* [Written task]: Locate each line below that includes "this" and reproduce it.
----- Records provided
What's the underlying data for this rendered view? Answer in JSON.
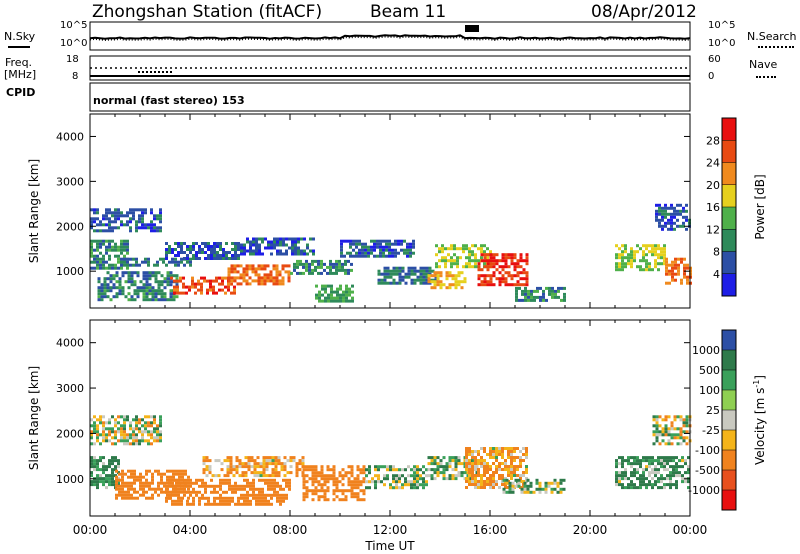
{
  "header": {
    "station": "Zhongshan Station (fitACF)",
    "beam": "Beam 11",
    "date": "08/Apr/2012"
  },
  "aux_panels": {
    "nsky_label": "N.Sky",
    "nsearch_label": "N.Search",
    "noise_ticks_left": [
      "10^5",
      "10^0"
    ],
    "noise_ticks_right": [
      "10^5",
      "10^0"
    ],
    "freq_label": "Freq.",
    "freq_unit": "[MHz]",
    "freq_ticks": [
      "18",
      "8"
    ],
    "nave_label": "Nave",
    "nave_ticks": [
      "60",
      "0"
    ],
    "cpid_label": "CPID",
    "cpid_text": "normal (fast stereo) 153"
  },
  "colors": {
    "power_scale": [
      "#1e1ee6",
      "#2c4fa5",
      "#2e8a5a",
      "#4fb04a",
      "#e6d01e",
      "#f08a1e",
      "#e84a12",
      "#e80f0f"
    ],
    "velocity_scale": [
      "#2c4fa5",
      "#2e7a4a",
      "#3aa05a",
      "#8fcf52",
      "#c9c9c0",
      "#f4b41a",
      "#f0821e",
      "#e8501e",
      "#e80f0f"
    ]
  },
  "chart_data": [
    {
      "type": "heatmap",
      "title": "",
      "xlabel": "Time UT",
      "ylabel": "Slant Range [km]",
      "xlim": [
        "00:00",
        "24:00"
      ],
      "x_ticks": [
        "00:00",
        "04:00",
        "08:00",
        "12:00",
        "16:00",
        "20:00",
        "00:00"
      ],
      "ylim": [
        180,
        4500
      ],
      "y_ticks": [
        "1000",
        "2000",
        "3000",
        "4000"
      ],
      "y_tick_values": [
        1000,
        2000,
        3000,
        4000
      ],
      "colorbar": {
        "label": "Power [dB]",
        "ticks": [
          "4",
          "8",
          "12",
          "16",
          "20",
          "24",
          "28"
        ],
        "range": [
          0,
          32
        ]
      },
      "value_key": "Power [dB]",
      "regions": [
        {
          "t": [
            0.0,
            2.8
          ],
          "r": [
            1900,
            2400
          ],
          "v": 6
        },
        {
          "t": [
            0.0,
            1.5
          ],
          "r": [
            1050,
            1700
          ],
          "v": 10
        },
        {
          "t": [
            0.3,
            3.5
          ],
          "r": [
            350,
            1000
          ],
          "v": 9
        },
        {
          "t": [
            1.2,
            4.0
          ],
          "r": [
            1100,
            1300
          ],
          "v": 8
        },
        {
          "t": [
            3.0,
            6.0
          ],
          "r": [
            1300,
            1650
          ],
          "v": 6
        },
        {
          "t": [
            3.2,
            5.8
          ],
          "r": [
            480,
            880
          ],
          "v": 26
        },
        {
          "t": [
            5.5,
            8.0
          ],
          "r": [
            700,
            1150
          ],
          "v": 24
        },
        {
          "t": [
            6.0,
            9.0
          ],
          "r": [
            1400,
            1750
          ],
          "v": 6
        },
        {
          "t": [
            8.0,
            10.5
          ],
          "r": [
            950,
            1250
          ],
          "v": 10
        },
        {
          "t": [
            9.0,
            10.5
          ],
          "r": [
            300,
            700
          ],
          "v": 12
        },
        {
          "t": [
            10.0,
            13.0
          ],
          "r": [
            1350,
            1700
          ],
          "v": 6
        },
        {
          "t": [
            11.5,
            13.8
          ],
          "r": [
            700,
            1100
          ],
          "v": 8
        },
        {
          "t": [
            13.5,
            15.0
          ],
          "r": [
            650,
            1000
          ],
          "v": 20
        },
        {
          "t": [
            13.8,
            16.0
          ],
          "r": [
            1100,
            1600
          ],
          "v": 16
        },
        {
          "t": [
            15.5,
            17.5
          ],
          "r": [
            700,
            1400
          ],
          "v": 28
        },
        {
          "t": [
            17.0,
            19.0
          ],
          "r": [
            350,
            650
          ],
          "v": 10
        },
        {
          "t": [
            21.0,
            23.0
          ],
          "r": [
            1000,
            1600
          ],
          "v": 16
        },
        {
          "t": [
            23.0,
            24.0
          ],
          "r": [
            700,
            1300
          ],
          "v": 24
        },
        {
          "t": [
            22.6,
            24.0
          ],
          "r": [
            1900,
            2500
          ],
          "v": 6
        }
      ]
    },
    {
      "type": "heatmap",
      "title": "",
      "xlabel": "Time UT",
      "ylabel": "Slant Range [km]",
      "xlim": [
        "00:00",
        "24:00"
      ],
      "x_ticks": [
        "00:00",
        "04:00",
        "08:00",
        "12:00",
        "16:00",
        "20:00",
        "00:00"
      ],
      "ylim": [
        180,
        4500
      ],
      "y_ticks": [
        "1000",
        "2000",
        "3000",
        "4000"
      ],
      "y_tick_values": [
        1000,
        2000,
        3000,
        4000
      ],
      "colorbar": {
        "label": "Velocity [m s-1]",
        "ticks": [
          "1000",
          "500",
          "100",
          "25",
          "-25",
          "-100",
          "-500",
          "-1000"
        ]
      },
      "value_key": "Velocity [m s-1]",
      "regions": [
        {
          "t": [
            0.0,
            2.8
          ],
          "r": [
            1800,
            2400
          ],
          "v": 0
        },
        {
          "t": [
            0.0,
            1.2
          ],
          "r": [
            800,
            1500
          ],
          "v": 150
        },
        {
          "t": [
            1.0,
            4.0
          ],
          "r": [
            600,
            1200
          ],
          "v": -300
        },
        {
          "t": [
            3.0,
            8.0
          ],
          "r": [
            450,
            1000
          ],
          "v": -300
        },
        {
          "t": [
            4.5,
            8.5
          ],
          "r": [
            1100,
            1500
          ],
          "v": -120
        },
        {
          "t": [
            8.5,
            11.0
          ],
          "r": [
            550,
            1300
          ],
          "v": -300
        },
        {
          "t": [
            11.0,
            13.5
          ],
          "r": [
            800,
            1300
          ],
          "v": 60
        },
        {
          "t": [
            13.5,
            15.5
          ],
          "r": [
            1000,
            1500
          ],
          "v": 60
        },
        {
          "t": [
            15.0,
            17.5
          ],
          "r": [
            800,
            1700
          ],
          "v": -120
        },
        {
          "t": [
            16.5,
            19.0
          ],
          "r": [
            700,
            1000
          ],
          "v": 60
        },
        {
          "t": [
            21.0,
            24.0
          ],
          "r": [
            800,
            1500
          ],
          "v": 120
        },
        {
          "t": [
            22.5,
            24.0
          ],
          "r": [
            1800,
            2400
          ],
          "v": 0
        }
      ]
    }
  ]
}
----------
----- Records provided
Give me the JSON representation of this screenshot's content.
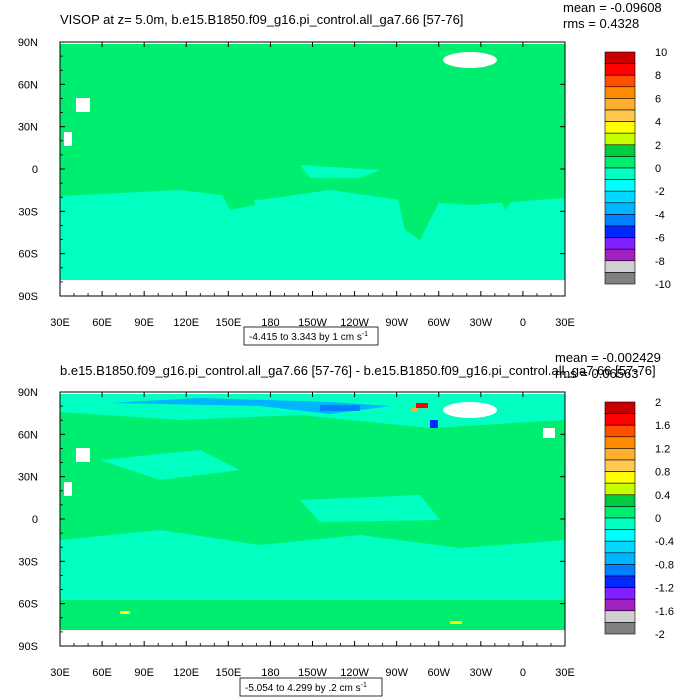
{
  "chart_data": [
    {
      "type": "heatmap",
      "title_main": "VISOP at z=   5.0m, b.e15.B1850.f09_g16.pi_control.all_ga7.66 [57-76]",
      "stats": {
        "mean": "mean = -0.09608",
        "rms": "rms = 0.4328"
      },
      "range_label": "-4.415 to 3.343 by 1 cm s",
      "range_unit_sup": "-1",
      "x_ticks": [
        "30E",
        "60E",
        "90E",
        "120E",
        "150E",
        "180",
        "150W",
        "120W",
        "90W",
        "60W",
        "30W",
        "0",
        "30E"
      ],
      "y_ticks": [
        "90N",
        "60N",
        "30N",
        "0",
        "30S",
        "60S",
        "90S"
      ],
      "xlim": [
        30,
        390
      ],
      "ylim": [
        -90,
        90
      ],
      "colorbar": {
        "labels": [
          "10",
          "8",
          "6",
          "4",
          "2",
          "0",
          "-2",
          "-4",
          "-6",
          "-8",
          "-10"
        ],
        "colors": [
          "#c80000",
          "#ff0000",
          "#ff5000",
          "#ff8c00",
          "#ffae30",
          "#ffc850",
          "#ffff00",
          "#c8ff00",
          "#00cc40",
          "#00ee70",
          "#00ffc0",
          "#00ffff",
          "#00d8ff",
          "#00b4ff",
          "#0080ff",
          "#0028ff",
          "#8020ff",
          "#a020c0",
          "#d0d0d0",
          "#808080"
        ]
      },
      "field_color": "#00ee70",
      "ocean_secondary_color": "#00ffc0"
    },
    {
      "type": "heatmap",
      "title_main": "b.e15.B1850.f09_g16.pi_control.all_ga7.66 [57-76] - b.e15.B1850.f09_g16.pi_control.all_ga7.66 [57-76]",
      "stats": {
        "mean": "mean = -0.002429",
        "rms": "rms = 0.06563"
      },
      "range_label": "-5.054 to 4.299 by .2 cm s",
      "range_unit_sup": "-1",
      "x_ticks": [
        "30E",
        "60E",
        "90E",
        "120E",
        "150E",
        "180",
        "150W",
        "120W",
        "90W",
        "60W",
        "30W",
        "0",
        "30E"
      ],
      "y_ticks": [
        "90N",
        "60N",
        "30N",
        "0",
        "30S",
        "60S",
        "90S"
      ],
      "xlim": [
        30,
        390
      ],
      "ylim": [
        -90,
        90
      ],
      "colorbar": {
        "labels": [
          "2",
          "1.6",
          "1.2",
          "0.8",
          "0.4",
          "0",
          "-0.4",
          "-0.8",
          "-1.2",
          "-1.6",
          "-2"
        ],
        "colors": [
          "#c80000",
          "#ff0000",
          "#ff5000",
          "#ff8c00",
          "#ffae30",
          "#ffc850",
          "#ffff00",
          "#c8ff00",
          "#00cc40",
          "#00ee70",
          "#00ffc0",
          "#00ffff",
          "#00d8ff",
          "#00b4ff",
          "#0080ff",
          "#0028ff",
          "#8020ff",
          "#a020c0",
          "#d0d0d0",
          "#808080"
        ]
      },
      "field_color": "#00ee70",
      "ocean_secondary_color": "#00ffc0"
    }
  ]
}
----------
* [Answer in full]:
What's the underlying data for this rendered view? Answer in JSON.
Give me the JSON representation of this screenshot's content.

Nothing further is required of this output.